▶ [What needs to be done]
Identify and copy all lines of the material where the string "Full" is found.

----

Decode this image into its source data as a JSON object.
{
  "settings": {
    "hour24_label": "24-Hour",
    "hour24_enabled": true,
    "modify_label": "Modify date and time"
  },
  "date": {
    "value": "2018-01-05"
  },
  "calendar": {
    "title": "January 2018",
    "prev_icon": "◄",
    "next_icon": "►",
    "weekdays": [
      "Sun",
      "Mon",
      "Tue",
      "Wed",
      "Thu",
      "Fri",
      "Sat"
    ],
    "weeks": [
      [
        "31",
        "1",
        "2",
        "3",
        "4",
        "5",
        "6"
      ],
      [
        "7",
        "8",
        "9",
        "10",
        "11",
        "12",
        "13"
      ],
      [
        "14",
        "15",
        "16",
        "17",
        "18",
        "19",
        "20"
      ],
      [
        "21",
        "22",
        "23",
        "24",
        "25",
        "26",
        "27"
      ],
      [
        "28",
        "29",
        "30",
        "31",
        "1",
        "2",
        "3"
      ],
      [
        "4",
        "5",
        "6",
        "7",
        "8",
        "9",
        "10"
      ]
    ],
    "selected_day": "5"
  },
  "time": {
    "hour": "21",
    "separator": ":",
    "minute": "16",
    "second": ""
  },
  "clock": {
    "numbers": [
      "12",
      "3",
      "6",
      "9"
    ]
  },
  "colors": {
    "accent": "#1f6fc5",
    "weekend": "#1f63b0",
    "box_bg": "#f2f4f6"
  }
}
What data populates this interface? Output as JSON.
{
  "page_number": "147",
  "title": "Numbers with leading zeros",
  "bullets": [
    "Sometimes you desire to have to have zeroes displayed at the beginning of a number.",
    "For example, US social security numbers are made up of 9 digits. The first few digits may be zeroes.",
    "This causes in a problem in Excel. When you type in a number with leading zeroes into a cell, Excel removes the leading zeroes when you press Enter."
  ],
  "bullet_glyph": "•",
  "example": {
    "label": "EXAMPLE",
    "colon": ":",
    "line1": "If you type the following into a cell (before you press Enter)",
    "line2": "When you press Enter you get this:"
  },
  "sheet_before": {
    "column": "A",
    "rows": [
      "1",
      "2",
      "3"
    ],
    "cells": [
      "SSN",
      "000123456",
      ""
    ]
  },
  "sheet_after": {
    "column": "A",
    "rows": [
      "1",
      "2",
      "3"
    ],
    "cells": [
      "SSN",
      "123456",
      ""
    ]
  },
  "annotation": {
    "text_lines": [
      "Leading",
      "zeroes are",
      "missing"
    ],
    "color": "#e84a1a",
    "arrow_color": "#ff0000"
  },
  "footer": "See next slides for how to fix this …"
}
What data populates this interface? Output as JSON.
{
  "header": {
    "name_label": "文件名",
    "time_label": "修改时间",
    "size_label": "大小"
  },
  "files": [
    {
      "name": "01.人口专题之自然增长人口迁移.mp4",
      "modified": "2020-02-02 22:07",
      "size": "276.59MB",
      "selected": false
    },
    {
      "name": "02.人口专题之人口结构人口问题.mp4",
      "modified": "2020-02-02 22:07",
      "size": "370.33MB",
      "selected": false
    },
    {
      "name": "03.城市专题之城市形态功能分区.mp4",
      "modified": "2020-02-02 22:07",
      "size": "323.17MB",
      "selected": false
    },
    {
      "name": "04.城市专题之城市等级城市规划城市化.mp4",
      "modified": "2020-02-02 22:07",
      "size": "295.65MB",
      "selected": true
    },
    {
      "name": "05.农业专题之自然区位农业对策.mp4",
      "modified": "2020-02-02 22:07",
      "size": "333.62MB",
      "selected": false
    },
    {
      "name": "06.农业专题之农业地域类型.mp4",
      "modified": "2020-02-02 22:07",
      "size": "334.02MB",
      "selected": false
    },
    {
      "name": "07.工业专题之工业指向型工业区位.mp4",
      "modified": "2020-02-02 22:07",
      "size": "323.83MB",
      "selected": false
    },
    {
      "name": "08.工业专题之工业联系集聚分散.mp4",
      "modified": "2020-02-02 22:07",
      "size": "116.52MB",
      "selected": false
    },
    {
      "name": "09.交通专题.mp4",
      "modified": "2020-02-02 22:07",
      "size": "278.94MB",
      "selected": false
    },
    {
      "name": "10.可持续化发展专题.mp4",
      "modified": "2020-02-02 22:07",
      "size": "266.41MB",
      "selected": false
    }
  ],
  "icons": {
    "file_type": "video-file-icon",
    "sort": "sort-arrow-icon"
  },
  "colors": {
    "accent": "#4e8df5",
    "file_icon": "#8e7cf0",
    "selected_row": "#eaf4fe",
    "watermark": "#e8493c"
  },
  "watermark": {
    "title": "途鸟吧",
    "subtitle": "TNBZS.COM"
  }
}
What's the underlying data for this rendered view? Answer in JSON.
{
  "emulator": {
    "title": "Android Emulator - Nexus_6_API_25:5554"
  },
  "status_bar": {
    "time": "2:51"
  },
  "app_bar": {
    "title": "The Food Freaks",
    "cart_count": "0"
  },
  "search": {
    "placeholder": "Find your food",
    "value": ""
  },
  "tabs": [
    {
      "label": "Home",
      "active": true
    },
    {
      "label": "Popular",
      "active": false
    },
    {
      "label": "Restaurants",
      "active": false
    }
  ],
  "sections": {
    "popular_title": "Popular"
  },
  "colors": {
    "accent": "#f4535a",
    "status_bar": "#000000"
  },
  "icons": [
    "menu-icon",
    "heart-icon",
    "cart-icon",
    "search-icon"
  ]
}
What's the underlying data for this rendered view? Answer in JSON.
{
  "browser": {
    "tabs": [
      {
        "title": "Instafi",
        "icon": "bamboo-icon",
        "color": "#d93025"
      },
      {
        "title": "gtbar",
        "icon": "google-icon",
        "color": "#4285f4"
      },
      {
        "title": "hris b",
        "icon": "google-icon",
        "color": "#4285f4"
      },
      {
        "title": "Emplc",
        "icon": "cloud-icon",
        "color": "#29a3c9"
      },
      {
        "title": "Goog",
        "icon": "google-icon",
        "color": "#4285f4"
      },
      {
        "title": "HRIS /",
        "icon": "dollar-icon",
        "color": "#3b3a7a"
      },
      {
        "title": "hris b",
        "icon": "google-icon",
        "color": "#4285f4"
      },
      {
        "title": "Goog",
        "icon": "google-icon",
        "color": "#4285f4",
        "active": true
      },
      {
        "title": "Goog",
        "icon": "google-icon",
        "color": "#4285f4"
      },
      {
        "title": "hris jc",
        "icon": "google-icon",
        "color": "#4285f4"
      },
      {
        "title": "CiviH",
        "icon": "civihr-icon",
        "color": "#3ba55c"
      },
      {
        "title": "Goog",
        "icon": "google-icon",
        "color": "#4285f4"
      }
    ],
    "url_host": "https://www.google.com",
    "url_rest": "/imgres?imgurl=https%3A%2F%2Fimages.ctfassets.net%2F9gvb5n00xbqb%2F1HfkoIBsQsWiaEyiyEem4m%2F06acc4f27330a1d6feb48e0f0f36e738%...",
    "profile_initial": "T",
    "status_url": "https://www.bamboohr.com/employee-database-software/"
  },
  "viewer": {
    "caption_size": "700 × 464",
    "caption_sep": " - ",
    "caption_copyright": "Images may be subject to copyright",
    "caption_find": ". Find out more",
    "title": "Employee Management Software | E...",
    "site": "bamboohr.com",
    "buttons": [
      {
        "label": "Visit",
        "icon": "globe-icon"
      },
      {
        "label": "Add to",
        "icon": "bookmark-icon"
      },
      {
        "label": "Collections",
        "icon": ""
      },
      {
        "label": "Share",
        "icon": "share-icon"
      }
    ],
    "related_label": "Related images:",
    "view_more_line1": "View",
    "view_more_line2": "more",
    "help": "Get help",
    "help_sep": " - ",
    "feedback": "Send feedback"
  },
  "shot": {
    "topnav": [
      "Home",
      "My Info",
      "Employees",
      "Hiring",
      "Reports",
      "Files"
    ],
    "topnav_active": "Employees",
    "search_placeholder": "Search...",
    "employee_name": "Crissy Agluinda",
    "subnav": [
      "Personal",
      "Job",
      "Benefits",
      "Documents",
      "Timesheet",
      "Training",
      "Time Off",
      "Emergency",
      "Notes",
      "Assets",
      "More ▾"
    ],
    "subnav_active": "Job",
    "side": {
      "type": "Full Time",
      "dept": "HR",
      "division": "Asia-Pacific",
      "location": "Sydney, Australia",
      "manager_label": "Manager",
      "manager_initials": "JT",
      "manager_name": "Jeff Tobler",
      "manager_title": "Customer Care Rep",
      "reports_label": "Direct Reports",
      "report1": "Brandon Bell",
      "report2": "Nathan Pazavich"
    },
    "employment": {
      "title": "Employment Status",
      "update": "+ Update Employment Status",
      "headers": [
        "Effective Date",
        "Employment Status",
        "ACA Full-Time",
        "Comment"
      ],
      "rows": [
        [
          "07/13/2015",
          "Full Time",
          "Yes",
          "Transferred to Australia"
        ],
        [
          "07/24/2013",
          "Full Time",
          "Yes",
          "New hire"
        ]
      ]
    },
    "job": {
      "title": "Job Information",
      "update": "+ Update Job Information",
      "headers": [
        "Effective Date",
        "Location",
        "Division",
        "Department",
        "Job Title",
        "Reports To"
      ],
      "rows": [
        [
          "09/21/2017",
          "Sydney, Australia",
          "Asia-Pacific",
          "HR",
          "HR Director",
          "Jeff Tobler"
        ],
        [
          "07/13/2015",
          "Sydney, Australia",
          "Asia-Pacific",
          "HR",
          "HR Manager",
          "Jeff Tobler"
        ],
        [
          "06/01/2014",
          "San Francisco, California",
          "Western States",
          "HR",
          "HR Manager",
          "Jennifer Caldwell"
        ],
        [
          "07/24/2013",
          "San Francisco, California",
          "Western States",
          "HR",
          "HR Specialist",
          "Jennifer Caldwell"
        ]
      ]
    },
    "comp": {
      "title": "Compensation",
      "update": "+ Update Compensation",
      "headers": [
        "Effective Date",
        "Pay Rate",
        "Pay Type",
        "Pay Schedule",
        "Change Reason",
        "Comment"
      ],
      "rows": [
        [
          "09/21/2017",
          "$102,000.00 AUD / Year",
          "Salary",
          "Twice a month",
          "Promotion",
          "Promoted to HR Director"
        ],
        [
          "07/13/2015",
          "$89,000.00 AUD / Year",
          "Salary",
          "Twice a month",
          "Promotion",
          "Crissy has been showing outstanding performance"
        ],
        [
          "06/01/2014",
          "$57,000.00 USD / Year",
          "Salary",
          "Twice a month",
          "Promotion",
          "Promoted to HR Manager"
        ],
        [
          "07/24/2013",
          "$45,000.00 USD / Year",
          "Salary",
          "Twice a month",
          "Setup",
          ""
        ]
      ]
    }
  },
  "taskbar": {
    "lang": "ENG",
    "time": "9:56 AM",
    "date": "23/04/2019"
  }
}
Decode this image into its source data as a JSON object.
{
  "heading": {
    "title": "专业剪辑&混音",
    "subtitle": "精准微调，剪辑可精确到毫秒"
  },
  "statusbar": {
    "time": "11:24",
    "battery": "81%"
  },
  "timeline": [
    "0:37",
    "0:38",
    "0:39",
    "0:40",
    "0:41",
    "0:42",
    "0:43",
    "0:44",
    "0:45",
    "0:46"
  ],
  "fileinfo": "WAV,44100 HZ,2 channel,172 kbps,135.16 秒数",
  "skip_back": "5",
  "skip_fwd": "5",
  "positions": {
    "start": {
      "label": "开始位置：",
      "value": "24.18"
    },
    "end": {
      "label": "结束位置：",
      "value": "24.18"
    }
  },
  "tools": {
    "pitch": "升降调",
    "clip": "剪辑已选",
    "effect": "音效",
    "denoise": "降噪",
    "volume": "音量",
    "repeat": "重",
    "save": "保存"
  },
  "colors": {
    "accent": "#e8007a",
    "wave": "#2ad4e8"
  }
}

----

▶ [Solution for this task]
      "type": "Full Time",
        "ACA Full-Time",
          "Full Time",
          "Full Time",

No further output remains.